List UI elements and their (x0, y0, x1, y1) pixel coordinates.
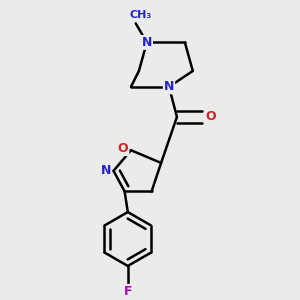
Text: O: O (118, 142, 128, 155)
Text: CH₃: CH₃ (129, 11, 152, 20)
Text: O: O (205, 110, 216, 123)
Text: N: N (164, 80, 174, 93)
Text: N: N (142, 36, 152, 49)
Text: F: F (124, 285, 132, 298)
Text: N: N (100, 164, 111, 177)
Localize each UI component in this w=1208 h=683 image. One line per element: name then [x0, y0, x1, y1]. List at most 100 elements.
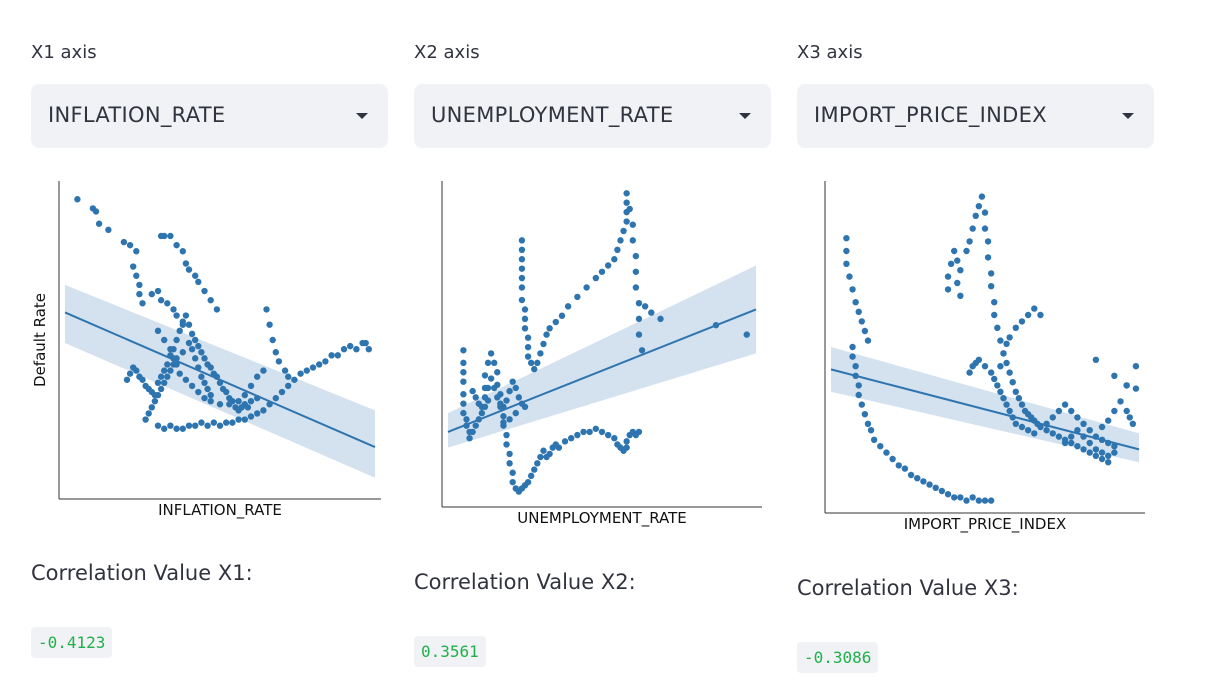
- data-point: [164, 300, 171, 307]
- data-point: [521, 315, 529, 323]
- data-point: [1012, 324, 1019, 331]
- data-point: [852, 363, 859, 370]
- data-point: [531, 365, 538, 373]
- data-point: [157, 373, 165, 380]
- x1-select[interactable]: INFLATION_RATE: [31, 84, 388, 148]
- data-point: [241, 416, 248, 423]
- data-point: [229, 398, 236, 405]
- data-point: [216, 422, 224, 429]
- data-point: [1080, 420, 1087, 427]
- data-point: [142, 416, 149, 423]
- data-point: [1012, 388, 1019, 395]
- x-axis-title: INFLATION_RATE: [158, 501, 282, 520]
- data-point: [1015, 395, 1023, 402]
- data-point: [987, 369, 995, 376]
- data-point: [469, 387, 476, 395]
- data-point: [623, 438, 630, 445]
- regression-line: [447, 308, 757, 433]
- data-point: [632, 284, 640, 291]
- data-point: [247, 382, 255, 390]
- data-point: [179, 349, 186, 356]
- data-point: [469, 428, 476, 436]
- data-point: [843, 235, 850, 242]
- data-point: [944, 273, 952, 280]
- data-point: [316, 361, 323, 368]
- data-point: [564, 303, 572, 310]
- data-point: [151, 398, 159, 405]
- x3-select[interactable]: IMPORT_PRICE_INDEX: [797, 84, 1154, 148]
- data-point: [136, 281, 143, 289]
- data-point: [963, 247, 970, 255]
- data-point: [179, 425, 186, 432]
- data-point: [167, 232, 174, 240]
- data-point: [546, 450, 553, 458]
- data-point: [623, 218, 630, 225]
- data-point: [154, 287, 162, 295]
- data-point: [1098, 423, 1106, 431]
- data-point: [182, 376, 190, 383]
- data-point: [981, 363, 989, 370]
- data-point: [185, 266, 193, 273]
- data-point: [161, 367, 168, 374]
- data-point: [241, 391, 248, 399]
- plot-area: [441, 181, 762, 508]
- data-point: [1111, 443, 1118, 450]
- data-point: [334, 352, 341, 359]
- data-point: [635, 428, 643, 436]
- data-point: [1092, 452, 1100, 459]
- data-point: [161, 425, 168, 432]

What needs to be done:
Copy out the items word for word, from the first line through the line that contains "Localize each UI", including that line. Leave out the pictures.

The result:
List UI elements and their (x0, y0, x1, y1) pixel coordinates.
Text: O: O (118, 142, 128, 155)
Text: CH₃: CH₃ (129, 11, 152, 20)
Text: O: O (205, 110, 216, 123)
Text: N: N (164, 80, 174, 93)
Text: N: N (142, 36, 152, 49)
Text: F: F (124, 285, 132, 298)
Text: N: N (100, 164, 111, 177)
Localize each UI component in this w=1208 h=683 image. One line per element: name then [x0, y0, x1, y1]. List at most 100 elements.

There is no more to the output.